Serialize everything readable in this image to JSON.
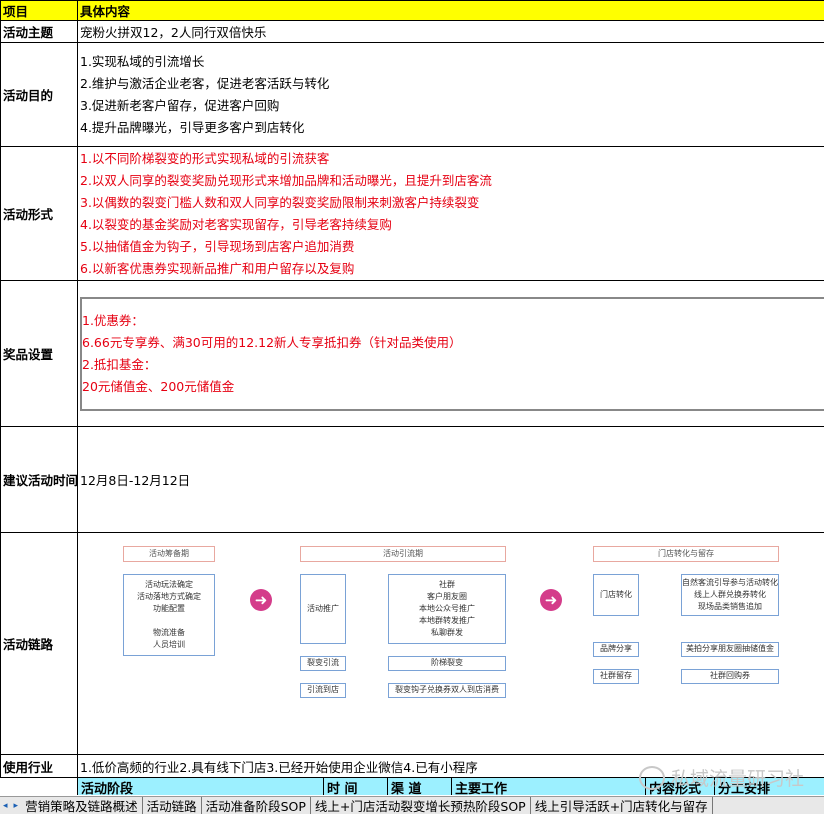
{
  "header": {
    "col1": "项目",
    "col2": "具体内容"
  },
  "theme": {
    "label": "活动主题",
    "value": "宠粉火拼双12，2人同行双倍快乐"
  },
  "purpose": {
    "label": "活动目的",
    "items": [
      "1.实现私域的引流增长",
      "2.维护与激活企业老客，促进老客活跃与转化",
      "3.促进新老客户留存，促进客户回购",
      "4.提升品牌曝光，引导更多客户到店转化"
    ]
  },
  "form": {
    "label": "活动形式",
    "items": [
      "1.以不同阶梯裂变的形式实现私域的引流获客",
      "2.以双人同享的裂变奖励兑现形式来增加品牌和活动曝光，且提升到店客流",
      "3.以偶数的裂变门槛人数和双人同享的裂变奖励限制来刺激客户持续裂变",
      "4.以裂变的基金奖励对老客实现留存，引导老客持续复购",
      "5.以抽储值金为钩子，引导现场到店客户追加消费",
      "6.以新客优惠券实现新品推广和用户留存以及复购"
    ]
  },
  "prizes": {
    "label": "奖品设置",
    "items": [
      "1.优惠券：",
      "6.66元专享券、满30可用的12.12新人专享抵扣券（针对品类使用）",
      "2.抵扣基金：",
      "20元储值金、200元储值金"
    ]
  },
  "time": {
    "label": "建议活动时间",
    "value": "12月8日-12月12日"
  },
  "chain": {
    "label": "活动链路",
    "phase1": {
      "title": "活动筹备期",
      "box": [
        "活动玩法确定",
        "活动落地方式确定",
        "功能配置",
        "",
        "物流准备",
        "人员培训"
      ]
    },
    "phase2": {
      "title": "活动引流期",
      "promo": "活动推广",
      "channels": [
        "社群",
        "客户朋友圈",
        "本地公众号推广",
        "本地群转发推广",
        "私聊群发"
      ],
      "fission_a": "裂变引流",
      "fission_b": "阶梯裂变",
      "store_a": "引流到店",
      "store_b": "裂变钩子兑换券双人到店消费"
    },
    "phase3": {
      "title": "门店转化与留存",
      "conv": "门店转化",
      "conv_items": [
        "自然客流引导参与活动转化",
        "线上人群兑换券转化",
        "现场品类销售追加"
      ],
      "brand": "品牌分享",
      "brand_item": "美拍分享朋友圈抽储值金",
      "retain": "社群留存",
      "retain_item": "社群回购券"
    }
  },
  "industry": {
    "label": "使用行业",
    "value": "1.低价高频的行业2.具有线下门店3.已经开始使用企业微信4.已有小程序"
  },
  "bottom": {
    "stage": "活动阶段",
    "time": "时  间",
    "channel": "渠  道",
    "work": "主要工作",
    "form": "内容形式",
    "division": "分工安排"
  },
  "watermark": "私域流量研习社",
  "tabs": [
    "营销策略及链路概述",
    "活动链路",
    "活动准备阶段SOP",
    "线上+门店活动裂变增长预热阶段SOP",
    "线上引导活跃+门店转化与留存"
  ],
  "tabnav": {
    "prev": "◂",
    "next": "▸"
  }
}
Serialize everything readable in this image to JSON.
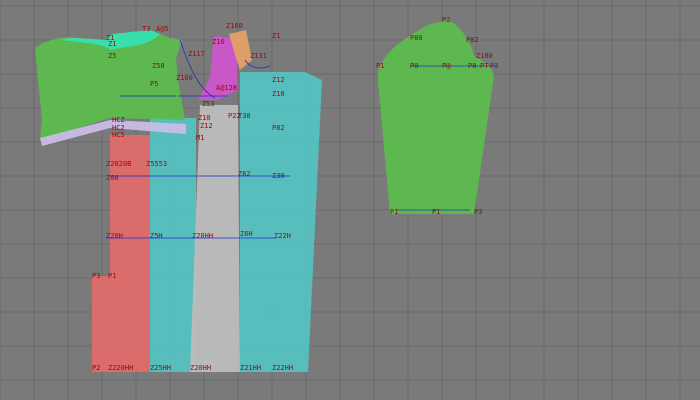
{
  "scene": {
    "background_color": "#7a7a7a",
    "grid_color": "#6a6a6a",
    "colors": {
      "green": "#5cbd4d",
      "cyan": "#55c1c1",
      "pink": "#e06b6b",
      "gray": "#bdbdbd",
      "magenta": "#cc55cc",
      "orange": "#e4a06a",
      "label": "#b00000",
      "blue": "#1a2fc8"
    }
  },
  "labels": {
    "front_bodice": {
      "z1": "Z1",
      "z1b": "Z1",
      "t3": "T3",
      "a": "A@5",
      "z50": "Z50",
      "z5": "Z5",
      "p5": "P5",
      "hcz": "HCZ",
      "hc2": "HC2",
      "hcs": "HC5"
    },
    "center": {
      "z160": "Z160",
      "z1b": "Z1",
      "z117": "Z117",
      "z16": "Z16",
      "z131": "Z131",
      "z10": "Z10",
      "z12": "Z12",
      "a128": "A@128",
      "t30": "T30",
      "z53": "Z53",
      "z10b": "Z10",
      "z12b": "Z12",
      "m1": "M1",
      "z160b": "Z160",
      "p82": "P82",
      "p22": "P22"
    },
    "skirt": {
      "z2020b": "Z2020B",
      "z5553": "Z5553",
      "z60": "Z60",
      "z30": "Z30",
      "z62": "Z62",
      "z20h": "Z20H",
      "z5h": "Z5H",
      "z20hh": "Z20HH",
      "z6h": "Z6H",
      "z22h": "Z22H",
      "p3": "P3",
      "p1": "P1",
      "p2": "P2",
      "z220hh": "Z220HH",
      "z25hh": "Z25HH",
      "z20hhb": "Z20HH",
      "z21hh": "Z21HH",
      "z22hh": "Z22HH"
    },
    "sleeve": {
      "p2": "P2",
      "p80": "P80",
      "p82": "P82",
      "p1": "P1",
      "p0": "P0",
      "pa": "P@",
      "p8": "P8",
      "pt": "PT",
      "p3": "P3",
      "z180": "Z180",
      "p1b": "P1",
      "p1c": "P1",
      "p3b": "P3"
    }
  }
}
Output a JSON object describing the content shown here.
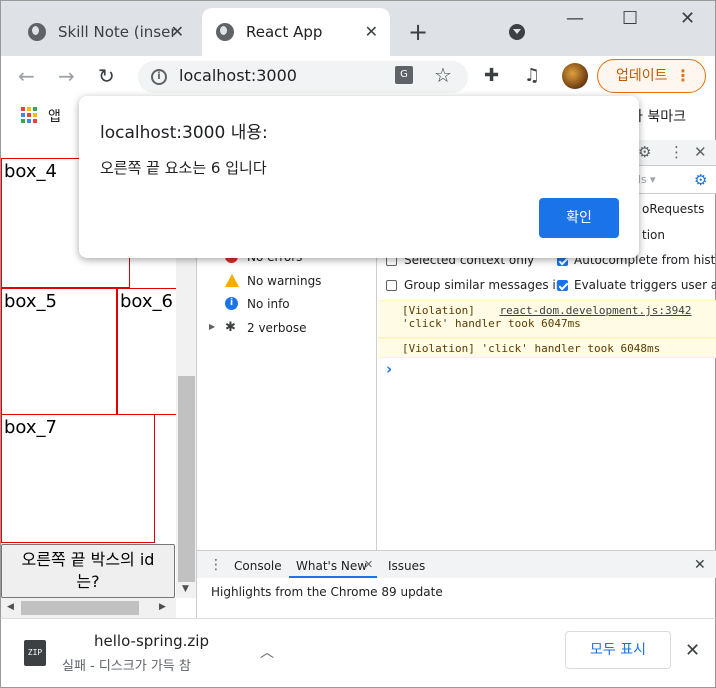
{
  "tabs": [
    {
      "title": "Skill Note (inser",
      "active": false
    },
    {
      "title": "React App",
      "active": true
    }
  ],
  "window_controls": {
    "minimize": "—",
    "maximize": "☐",
    "close": "✕"
  },
  "toolbar": {
    "url": "localhost:3000",
    "update_label": "업데이트",
    "update_menu": "⋮"
  },
  "bookmarks": {
    "apps_label": "앱",
    "bookmarks_label": "타 북마크"
  },
  "page": {
    "boxes": [
      "box_4",
      "box_5",
      "box_6",
      "box_7"
    ],
    "button_label_line1": "오른쪽 끝 박스의 id",
    "button_label_line2": "는?"
  },
  "alert": {
    "title": "localhost:3000 내용:",
    "message": "오른쪽 끝 요소는 6 입니다",
    "ok_label": "확인"
  },
  "devtools": {
    "sidebar": [
      {
        "label": "No errors",
        "icon": "error-icon",
        "color": "#d93025"
      },
      {
        "label": "No warnings",
        "icon": "warning-icon",
        "color": "#f9ab00"
      },
      {
        "label": "No info",
        "icon": "info-icon",
        "color": "#1a73e8"
      },
      {
        "label": "2 verbose",
        "icon": "bug-icon",
        "color": "#3c4043"
      }
    ],
    "filter_partial": "els ▾",
    "settings_partial": [
      {
        "label": "oRequests"
      },
      {
        "label": "tion"
      },
      {
        "label": "Selected context only",
        "checked": false
      },
      {
        "label": "Autocomplete from history",
        "checked": true
      },
      {
        "label": "Group similar messages in",
        "checked": false
      },
      {
        "label": "Evaluate triggers user activ",
        "checked": true
      }
    ],
    "messages": [
      {
        "tag": "[Violation]",
        "link": "react-dom.development.js:3942",
        "text": "'click' handler took 6047ms"
      },
      {
        "text": "[Violation] 'click' handler took 6048ms"
      }
    ],
    "prompt": "›",
    "drawer_tabs": [
      "Console",
      "What's New",
      "Issues"
    ],
    "drawer_highlight": "Highlights from the Chrome 89 update"
  },
  "download": {
    "filename": "hello-spring.zip",
    "status": "실패 - 디스크가 가득 참",
    "show_all_label": "모두 표시",
    "icon_label": "ZIP"
  },
  "colors": {
    "accent": "#1a73e8",
    "box_border": "#e00000",
    "update_orange": "#e8710a"
  }
}
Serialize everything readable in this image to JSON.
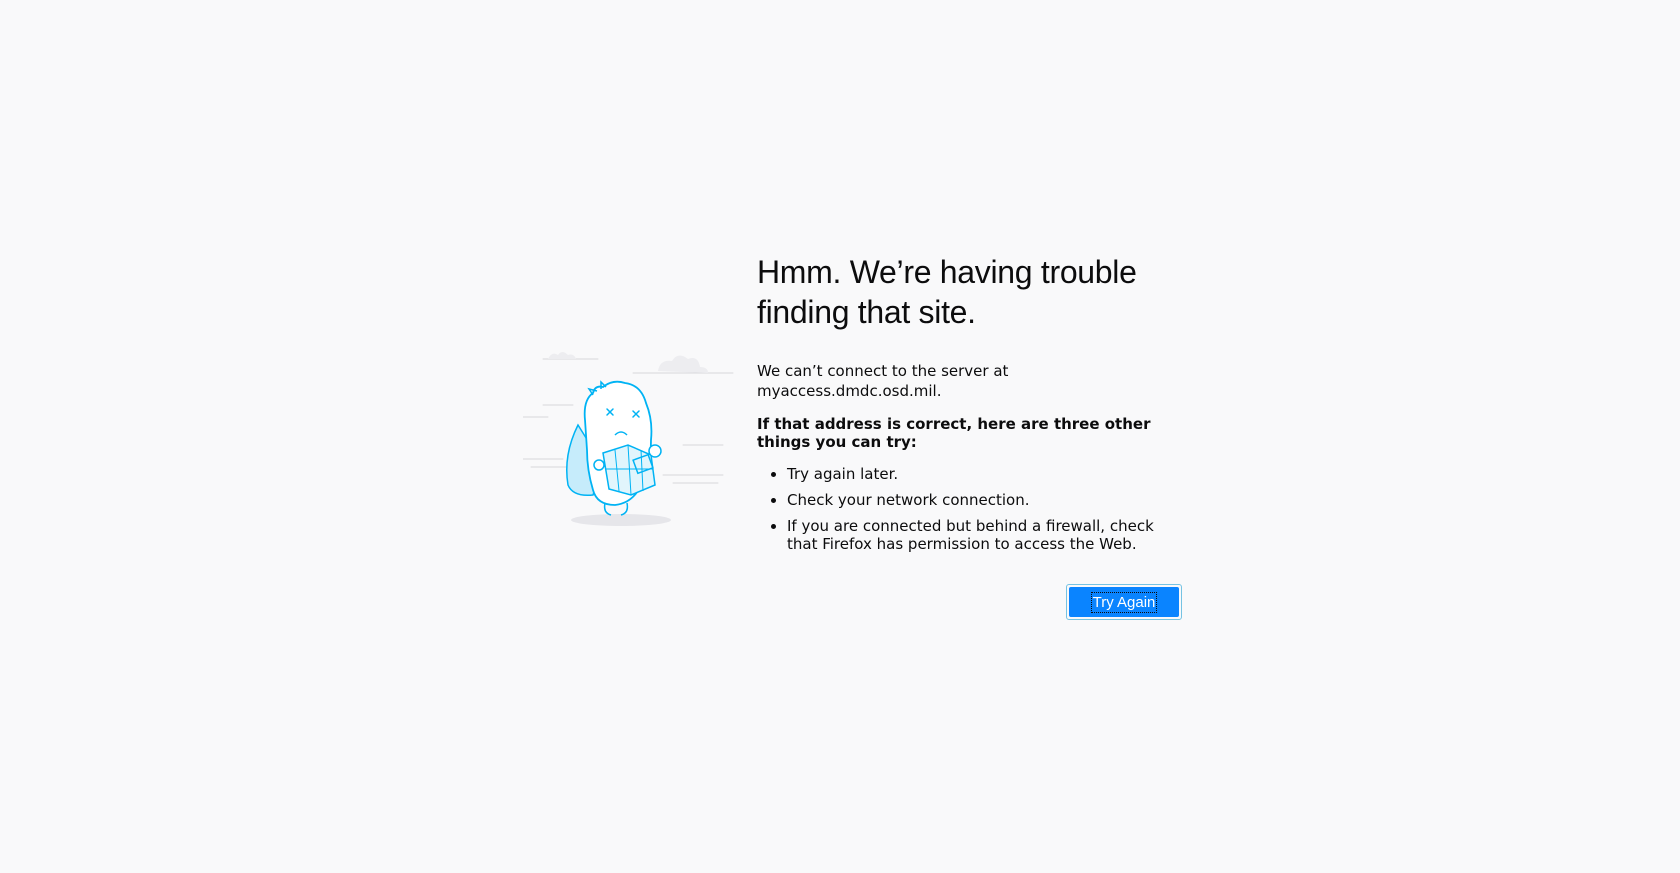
{
  "page": {
    "title_line1": "Hmm. We’re having trouble",
    "title_line2": "finding that site.",
    "description": "We can’t connect to the server at myaccess.dmdc.osd.mil.",
    "try_heading": "If that address is correct, here are three other things you can try:",
    "suggestions": [
      "Try again later.",
      "Check your network connection.",
      "If you are connected but behind a firewall, check that Firefox has permission to access the Web."
    ],
    "try_again_label": "Try Again"
  },
  "illustration": {
    "icon": "confused-monster-with-map-icon",
    "accent_color": "#00b3f4",
    "fill_color": "#e1f5fc",
    "cloud_color": "#ededf0"
  },
  "colors": {
    "background": "#f9f9fa",
    "button": "#0a84ff",
    "button_text": "#ffffff"
  }
}
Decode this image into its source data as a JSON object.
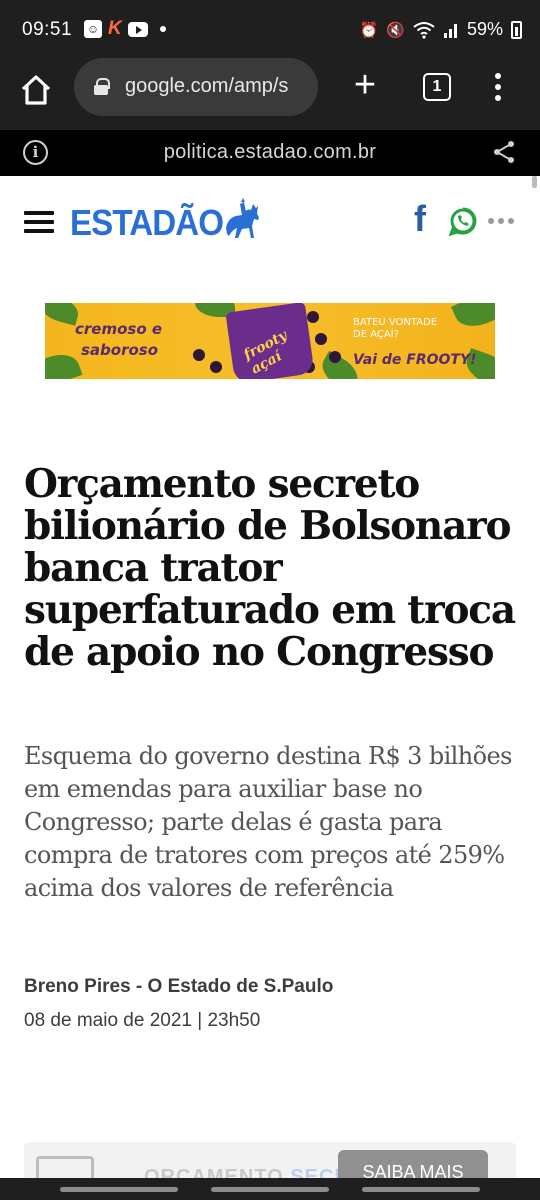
{
  "status_bar": {
    "time": "09:51",
    "battery": "59%",
    "icons": [
      "smiley-notification-icon",
      "k-app-icon",
      "youtube-icon",
      "dot-icon",
      "alarm-icon",
      "mute-icon",
      "wifi-icon",
      "signal-icon",
      "battery-icon"
    ]
  },
  "browser": {
    "url": "google.com/amp/s",
    "tab_count": "1"
  },
  "amp_header": {
    "domain": "politica.estadao.com.br"
  },
  "site": {
    "logo": "ESTADÃO",
    "facebook_glyph": "f"
  },
  "ad": {
    "left_text_1": "cremoso e",
    "left_text_2": "saboroso",
    "cup_label": "frooty açaí",
    "right_text_1": "BATEU VONTADE",
    "right_text_2": "DE AÇAÍ?",
    "right_text_3": "Vai de FROOTY!"
  },
  "article": {
    "headline": "Orçamento secreto bilionário de Bolsonaro banca trator superfaturado em troca de apoio no Congresso",
    "subtitle": "Esquema do governo destina R$ 3 bilhões em emendas para auxiliar base no Congresso; parte delas é gasta para compra de tratores com preços até 259% acima dos valores de referência",
    "byline": "Breno Pires - O Estado de S.Paulo",
    "date": "08 de maio de 2021 | 23h50"
  },
  "promo": {
    "title_part1": "ORÇAMENTO ",
    "title_part2": "SECRETO",
    "button": "SAIBA MAIS"
  },
  "colors": {
    "chrome_dark": "#1f1f1f",
    "estadao_blue": "#2a6fd6",
    "whatsapp_green": "#25a244",
    "facebook_blue": "#2a5ca8"
  }
}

########

Pick out every line above that holds the word "here" and copy it.

*FINISHED EXERCISE*
Output a JSON object describing the content shown here.
    "try_heading": "If that address is correct, here are three other things you can try:",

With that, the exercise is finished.